What is being asked: Leaving out the pictures, please retype each record exactly.

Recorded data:
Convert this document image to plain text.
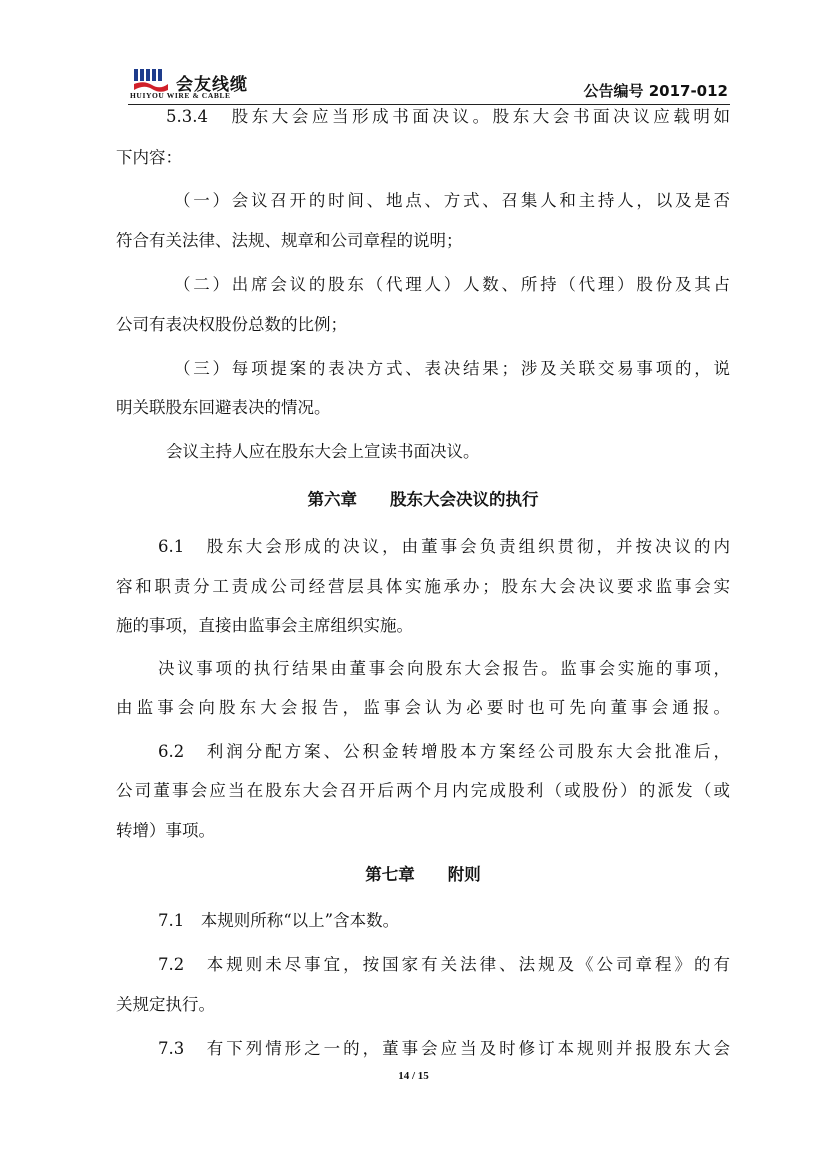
会友线缆
HUIYOU WIRE & CABLE	公告编号 2017-012
5.3.4　股东大会应当形成书面决议。股东大会书面决议应载明如
下内容：
（一）会议召开的时间、地点、方式、召集人和主持人，以及是否
符合有关法律、法规、规章和公司章程的说明；
（二）出席会议的股东（代理人）人数、所持（代理）股份及其占
公司有表决权股份总数的比例；
（三）每项提案的表决方式、表决结果；涉及关联交易事项的，说
明关联股东回避表决的情况。
会议主持人应在股东大会上宣读书面决议。
第六章　　股东大会决议的执行
6.1　股东大会形成的决议，由董事会负责组织贯彻，并按决议的内
容和职责分工责成公司经营层具体实施承办；股东大会决议要求监事会实
施的事项，直接由监事会主席组织实施。
决议事项的执行结果由董事会向股东大会报告。监事会实施的事项，
由监事会向股东大会报告，监事会认为必要时也可先向董事会通报。
6.2　利润分配方案、公积金转增股本方案经公司股东大会批准后，
公司董事会应当在股东大会召开后两个月内完成股利（或股份）的派发（或
转增）事项。
第七章　　附则
7.1　本规则所称“以上”含本数。
7.2　本规则未尽事宜，按国家有关法律、法规及《公司章程》的有
关规定执行。
7.3　有下列情形之一的，董事会应当及时修订本规则并报股东大会
14 / 15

Answer in full:
Convert this document image to plain text.
会友线缆
HUIYOU WIRE & CABLE	公告编号 2017-012
5.3.4　股东大会应当形成书面决议。股东大会书面决议应载明如
下内容：
（一）会议召开的时间、地点、方式、召集人和主持人，以及是否
符合有关法律、法规、规章和公司章程的说明；
（二）出席会议的股东（代理人）人数、所持（代理）股份及其占
公司有表决权股份总数的比例；
（三）每项提案的表决方式、表决结果；涉及关联交易事项的，说
明关联股东回避表决的情况。
会议主持人应在股东大会上宣读书面决议。
第六章　　股东大会决议的执行
6.1　股东大会形成的决议，由董事会负责组织贯彻，并按决议的内
容和职责分工责成公司经营层具体实施承办；股东大会决议要求监事会实
施的事项，直接由监事会主席组织实施。
决议事项的执行结果由董事会向股东大会报告。监事会实施的事项，
由监事会向股东大会报告，监事会认为必要时也可先向董事会通报。
6.2　利润分配方案、公积金转增股本方案经公司股东大会批准后，
公司董事会应当在股东大会召开后两个月内完成股利（或股份）的派发（或
转增）事项。
第七章　　附则
7.1　本规则所称“以上”含本数。
7.2　本规则未尽事宜，按国家有关法律、法规及《公司章程》的有
关规定执行。
7.3　有下列情形之一的，董事会应当及时修订本规则并报股东大会
14 / 15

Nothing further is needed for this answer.